[Element region listings]
..............................
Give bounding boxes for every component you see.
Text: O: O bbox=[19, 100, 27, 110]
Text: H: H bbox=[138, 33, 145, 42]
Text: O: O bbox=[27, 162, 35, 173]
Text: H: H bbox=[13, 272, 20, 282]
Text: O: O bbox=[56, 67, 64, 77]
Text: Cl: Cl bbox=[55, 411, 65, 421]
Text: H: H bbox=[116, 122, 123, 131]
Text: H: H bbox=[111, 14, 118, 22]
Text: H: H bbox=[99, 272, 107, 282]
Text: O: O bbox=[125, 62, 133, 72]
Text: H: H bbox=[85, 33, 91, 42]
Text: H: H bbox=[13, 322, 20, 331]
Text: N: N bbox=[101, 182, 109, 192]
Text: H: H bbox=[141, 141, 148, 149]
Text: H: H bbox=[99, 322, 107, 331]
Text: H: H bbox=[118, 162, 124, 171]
..............................
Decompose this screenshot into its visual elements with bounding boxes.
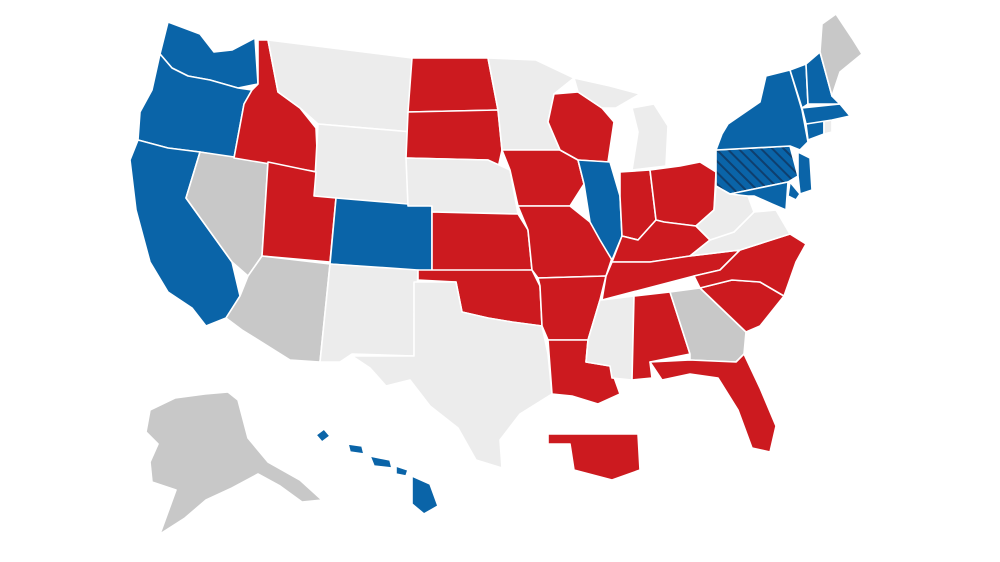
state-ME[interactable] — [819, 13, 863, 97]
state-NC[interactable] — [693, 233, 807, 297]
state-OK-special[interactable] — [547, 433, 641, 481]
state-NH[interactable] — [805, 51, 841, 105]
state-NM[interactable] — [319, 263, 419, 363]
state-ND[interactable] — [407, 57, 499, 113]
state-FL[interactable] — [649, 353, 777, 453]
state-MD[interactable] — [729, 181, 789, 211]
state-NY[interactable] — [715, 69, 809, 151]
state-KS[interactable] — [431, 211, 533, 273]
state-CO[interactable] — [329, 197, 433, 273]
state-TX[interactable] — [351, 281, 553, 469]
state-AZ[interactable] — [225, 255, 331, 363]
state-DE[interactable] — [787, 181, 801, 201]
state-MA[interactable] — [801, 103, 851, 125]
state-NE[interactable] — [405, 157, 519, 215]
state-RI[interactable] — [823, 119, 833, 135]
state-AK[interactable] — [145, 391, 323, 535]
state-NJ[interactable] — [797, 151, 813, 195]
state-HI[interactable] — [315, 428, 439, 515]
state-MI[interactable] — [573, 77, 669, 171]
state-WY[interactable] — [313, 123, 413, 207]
..............................
## What to produce:
Can you repeat the items above word for word, starting with the line that contains "Give bounding boxes" and going on through the line that contains "Text: H: H bbox=[118, 162, 124, 171]"?

## Expected answer:
Give bounding boxes for every component you see.
Text: O: O bbox=[19, 100, 27, 110]
Text: H: H bbox=[138, 33, 145, 42]
Text: O: O bbox=[27, 162, 35, 173]
Text: H: H bbox=[13, 272, 20, 282]
Text: O: O bbox=[56, 67, 64, 77]
Text: Cl: Cl bbox=[55, 411, 65, 421]
Text: H: H bbox=[116, 122, 123, 131]
Text: H: H bbox=[111, 14, 118, 22]
Text: H: H bbox=[99, 272, 107, 282]
Text: O: O bbox=[125, 62, 133, 72]
Text: H: H bbox=[85, 33, 91, 42]
Text: H: H bbox=[13, 322, 20, 331]
Text: N: N bbox=[101, 182, 109, 192]
Text: H: H bbox=[141, 141, 148, 149]
Text: H: H bbox=[99, 322, 107, 331]
Text: H: H bbox=[118, 162, 124, 171]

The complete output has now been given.